EXERCISE TASK –
For each line below that includes the word "Near", make a copy.

DATA RECORDS –

▽

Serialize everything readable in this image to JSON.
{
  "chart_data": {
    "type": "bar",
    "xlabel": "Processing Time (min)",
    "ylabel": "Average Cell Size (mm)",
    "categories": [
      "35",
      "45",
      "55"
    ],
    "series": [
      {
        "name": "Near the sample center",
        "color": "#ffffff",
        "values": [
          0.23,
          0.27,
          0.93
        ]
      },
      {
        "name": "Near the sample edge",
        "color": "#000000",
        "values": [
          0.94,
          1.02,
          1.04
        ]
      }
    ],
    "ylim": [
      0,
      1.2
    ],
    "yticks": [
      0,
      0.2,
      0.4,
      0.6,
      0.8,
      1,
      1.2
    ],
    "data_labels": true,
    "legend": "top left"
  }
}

△

TASK SOLUTION –
        "name": "Near the sample center",
        "name": "Near the sample edge",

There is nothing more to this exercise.